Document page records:
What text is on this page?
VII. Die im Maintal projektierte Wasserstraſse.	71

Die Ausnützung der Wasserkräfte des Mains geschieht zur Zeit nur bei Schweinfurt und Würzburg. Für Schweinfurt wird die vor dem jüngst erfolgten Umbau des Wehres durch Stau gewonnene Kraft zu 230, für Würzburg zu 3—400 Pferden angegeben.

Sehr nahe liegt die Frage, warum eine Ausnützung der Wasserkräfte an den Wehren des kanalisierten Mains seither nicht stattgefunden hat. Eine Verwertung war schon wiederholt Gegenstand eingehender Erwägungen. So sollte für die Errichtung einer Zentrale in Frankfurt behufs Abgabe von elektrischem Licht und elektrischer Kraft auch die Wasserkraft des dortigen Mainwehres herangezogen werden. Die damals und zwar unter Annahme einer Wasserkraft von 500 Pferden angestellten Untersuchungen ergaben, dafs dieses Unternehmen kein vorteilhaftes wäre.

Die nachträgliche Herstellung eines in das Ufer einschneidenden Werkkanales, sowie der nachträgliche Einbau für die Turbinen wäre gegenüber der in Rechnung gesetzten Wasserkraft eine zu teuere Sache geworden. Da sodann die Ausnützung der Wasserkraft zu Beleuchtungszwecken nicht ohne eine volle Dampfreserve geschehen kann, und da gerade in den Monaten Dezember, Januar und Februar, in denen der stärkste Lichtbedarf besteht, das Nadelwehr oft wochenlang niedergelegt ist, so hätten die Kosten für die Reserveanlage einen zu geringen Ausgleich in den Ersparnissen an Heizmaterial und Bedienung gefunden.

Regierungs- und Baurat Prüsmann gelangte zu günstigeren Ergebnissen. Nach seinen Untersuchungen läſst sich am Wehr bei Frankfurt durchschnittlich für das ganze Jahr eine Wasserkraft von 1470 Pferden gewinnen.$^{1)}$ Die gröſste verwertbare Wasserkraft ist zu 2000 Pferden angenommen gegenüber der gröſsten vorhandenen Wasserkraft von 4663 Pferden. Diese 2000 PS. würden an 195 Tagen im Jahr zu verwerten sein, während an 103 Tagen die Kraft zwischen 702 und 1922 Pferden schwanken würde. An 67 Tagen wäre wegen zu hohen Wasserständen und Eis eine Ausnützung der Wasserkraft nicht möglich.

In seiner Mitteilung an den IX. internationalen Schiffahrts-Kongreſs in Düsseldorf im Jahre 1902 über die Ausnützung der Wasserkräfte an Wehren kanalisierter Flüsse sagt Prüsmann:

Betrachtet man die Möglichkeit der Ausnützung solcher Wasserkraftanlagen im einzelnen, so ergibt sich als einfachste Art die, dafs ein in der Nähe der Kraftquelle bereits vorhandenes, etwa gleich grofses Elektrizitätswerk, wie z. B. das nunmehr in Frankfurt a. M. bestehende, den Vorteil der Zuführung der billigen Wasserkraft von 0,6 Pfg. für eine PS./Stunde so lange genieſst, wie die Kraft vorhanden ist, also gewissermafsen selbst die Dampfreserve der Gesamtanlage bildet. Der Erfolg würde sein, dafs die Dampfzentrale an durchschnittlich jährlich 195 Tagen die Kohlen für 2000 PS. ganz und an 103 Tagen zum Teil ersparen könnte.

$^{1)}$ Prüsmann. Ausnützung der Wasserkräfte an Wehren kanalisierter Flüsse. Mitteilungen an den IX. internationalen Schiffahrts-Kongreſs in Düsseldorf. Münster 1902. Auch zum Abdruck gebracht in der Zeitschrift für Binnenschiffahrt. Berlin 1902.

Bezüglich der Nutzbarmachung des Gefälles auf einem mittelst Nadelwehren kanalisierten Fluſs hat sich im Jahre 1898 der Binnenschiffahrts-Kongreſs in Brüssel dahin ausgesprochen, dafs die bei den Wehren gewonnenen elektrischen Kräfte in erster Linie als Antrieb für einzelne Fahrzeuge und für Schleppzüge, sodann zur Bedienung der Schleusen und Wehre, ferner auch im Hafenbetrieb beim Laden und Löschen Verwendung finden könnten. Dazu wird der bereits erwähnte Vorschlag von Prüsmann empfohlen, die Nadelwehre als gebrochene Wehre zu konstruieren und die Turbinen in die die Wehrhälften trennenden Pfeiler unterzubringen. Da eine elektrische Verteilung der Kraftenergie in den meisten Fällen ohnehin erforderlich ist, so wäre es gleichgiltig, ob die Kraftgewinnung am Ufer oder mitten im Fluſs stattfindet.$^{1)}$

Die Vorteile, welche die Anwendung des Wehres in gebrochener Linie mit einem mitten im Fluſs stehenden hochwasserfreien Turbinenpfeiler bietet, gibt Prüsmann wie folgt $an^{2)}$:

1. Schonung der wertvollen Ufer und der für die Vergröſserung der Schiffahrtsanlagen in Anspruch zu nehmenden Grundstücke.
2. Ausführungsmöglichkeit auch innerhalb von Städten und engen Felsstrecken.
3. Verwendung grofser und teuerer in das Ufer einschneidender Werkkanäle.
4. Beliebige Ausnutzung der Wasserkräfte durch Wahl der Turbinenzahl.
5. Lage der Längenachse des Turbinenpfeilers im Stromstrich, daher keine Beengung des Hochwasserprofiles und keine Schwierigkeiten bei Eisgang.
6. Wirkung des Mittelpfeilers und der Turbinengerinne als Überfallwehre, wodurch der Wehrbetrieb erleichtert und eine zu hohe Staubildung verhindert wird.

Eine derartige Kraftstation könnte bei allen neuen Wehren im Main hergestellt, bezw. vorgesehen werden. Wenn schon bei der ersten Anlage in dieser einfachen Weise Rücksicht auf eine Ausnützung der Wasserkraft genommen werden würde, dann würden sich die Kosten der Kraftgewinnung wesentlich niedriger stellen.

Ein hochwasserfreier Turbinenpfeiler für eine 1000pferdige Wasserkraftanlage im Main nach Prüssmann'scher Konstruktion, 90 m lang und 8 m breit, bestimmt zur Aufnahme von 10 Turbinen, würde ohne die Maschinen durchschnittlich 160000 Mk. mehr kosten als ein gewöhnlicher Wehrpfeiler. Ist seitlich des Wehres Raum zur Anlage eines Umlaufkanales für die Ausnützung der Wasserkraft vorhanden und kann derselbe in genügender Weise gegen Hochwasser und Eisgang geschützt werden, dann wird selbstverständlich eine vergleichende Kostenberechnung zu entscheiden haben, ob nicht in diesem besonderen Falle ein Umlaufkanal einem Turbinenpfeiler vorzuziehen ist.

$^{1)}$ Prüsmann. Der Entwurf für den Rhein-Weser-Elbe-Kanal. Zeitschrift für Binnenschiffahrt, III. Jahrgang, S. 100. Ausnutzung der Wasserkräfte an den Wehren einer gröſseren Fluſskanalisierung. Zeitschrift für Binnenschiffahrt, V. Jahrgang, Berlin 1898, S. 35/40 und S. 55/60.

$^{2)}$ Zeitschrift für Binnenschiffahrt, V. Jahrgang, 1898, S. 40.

> WORK ORDER
Above are the records; restate each one exactly.

> ANSWER BELOW
What text is on this page?
VII. Die im Maintal projektierte Wasserstraſse.	71

Die Ausnützung der Wasserkräfte des Mains geschieht zur Zeit nur bei Schweinfurt und Würzburg. Für Schweinfurt wird die vor dem jüngst erfolgten Umbau des Wehres durch Stau gewonnene Kraft zu 230, für Würzburg zu 3—400 Pferden angegeben.

Sehr nahe liegt die Frage, warum eine Ausnützung der Wasserkräfte an den Wehren des kanalisierten Mains seither nicht stattgefunden hat. Eine Verwertung war schon wiederholt Gegenstand eingehender Erwägungen. So sollte für die Errichtung einer Zentrale in Frankfurt behufs Abgabe von elektrischem Licht und elektrischer Kraft auch die Wasserkraft des dortigen Mainwehres herangezogen werden. Die damals und zwar unter Annahme einer Wasserkraft von 500 Pferden angestellten Untersuchungen ergaben, dafs dieses Unternehmen kein vorteilhaftes wäre.

Die nachträgliche Herstellung eines in das Ufer einschneidenden Werkkanales, sowie der nachträgliche Einbau für die Turbinen wäre gegenüber der in Rechnung gesetzten Wasserkraft eine zu teuere Sache geworden. Da sodann die Ausnützung der Wasserkraft zu Beleuchtungszwecken nicht ohne eine volle Dampfreserve geschehen kann, und da gerade in den Monaten Dezember, Januar und Februar, in denen der stärkste Lichtbedarf besteht, das Nadelwehr oft wochenlang niedergelegt ist, so hätten die Kosten für die Reserveanlage einen zu geringen Ausgleich in den Ersparnissen an Heizmaterial und Bedienung gefunden.

Regierungs- und Baurat Prüsmann gelangte zu günstigeren Ergebnissen. Nach seinen Untersuchungen läſst sich am Wehr bei Frankfurt durchschnittlich für das ganze Jahr eine Wasserkraft von 1470 Pferden gewinnen.$^{1)}$ Die gröſste verwertbare Wasserkraft ist zu 2000 Pferden angenommen gegenüber der gröſsten vorhandenen Wasserkraft von 4663 Pferden. Diese 2000 PS. würden an 195 Tagen im Jahr zu verwerten sein, während an 103 Tagen die Kraft zwischen 702 und 1922 Pferden schwanken würde. An 67 Tagen wäre wegen zu hohen Wasserständen und Eis eine Ausnützung der Wasserkraft nicht möglich.

In seiner Mitteilung an den IX. internationalen Schiffahrts-Kongreſs in Düsseldorf im Jahre 1902 über die Ausnützung der Wasserkräfte an Wehren kanalisierter Flüsse sagt Prüsmann:

Betrachtet man die Möglichkeit der Ausnützung solcher Wasserkraftanlagen im einzelnen, so ergibt sich als einfachste Art die, dafs ein in der Nähe der Kraftquelle bereits vorhandenes, etwa gleich grofses Elektrizitätswerk, wie z. B. das nunmehr in Frankfurt a. M. bestehende, den Vorteil der Zuführung der billigen Wasserkraft von 0,6 Pfg. für eine PS./Stunde so lange genieſst, wie die Kraft vorhanden ist, also gewissermafsen selbst die Dampfreserve der Gesamtanlage bildet. Der Erfolg würde sein, dafs die Dampfzentrale an durchschnittlich jährlich 195 Tagen die Kohlen für 2000 PS. ganz und an 103 Tagen zum Teil ersparen könnte.

$^{1)}$ Prüsmann. Ausnützung der Wasserkräfte an Wehren kanalisierter Flüsse. Mitteilungen an den IX. internationalen Schiffahrts-Kongreſs in Düsseldorf. Münster 1902. Auch zum Abdruck gebracht in der Zeitschrift für Binnenschiffahrt. Berlin 1902.

Bezüglich der Nutzbarmachung des Gefälles auf einem mittelst Nadelwehren kanalisierten Fluſs hat sich im Jahre 1898 der Binnenschiffahrts-Kongreſs in Brüssel dahin ausgesprochen, dafs die bei den Wehren gewonnenen elektrischen Kräfte in erster Linie als Antrieb für einzelne Fahrzeuge und für Schleppzüge, sodann zur Bedienung der Schleusen und Wehre, ferner auch im Hafenbetrieb beim Laden und Löschen Verwendung finden könnten. Dazu wird der bereits erwähnte Vorschlag von Prüsmann empfohlen, die Nadelwehre als gebrochene Wehre zu konstruieren und die Turbinen in die die Wehrhälften trennenden Pfeiler unterzubringen. Da eine elektrische Verteilung der Kraftenergie in den meisten Fällen ohnehin erforderlich ist, so wäre es gleichgiltig, ob die Kraftgewinnung am Ufer oder mitten im Fluſs stattfindet.$^{1)}$

Die Vorteile, welche die Anwendung des Wehres in gebrochener Linie mit einem mitten im Fluſs stehenden hochwasserfreien Turbinenpfeiler bietet, gibt Prüsmann wie folgt $an^{2)}$:

1. Schonung der wertvollen Ufer und der für die Vergröſserung der Schiffahrtsanlagen in Anspruch zu nehmenden Grundstücke.
2. Ausführungsmöglichkeit auch innerhalb von Städten und engen Felsstrecken.
3. Verwendung grofser und teuerer in das Ufer einschneidender Werkkanäle.
4. Beliebige Ausnutzung der Wasserkräfte durch Wahl der Turbinenzahl.
5. Lage der Längenachse des Turbinenpfeilers im Stromstrich, daher keine Beengung des Hochwasserprofiles und keine Schwierigkeiten bei Eisgang.
6. Wirkung des Mittelpfeilers und der Turbinengerinne als Überfallwehre, wodurch der Wehrbetrieb erleichtert und eine zu hohe Staubildung verhindert wird.

Eine derartige Kraftstation könnte bei allen neuen Wehren im Main hergestellt, bezw. vorgesehen werden. Wenn schon bei der ersten Anlage in dieser einfachen Weise Rücksicht auf eine Ausnützung der Wasserkraft genommen werden würde, dann würden sich die Kosten der Kraftgewinnung wesentlich niedriger stellen.

Ein hochwasserfreier Turbinenpfeiler für eine 1000pferdige Wasserkraftanlage im Main nach Prüssmann'scher Konstruktion, 90 m lang und 8 m breit, bestimmt zur Aufnahme von 10 Turbinen, würde ohne die Maschinen durchschnittlich 160000 Mk. mehr kosten als ein gewöhnlicher Wehrpfeiler. Ist seitlich des Wehres Raum zur Anlage eines Umlaufkanales für die Ausnützung der Wasserkraft vorhanden und kann derselbe in genügender Weise gegen Hochwasser und Eisgang geschützt werden, dann wird selbstverständlich eine vergleichende Kostenberechnung zu entscheiden haben, ob nicht in diesem besonderen Falle ein Umlaufkanal einem Turbinenpfeiler vorzuziehen ist.

$^{1)}$ Prüsmann. Der Entwurf für den Rhein-Weser-Elbe-Kanal. Zeitschrift für Binnenschiffahrt, III. Jahrgang, S. 100. Ausnutzung der Wasserkräfte an den Wehren einer gröſseren Fluſskanalisierung. Zeitschrift für Binnenschiffahrt, V. Jahrgang, Berlin 1898, S. 35/40 und S. 55/60.

$^{2)}$ Zeitschrift für Binnenschiffahrt, V. Jahrgang, 1898, S. 40.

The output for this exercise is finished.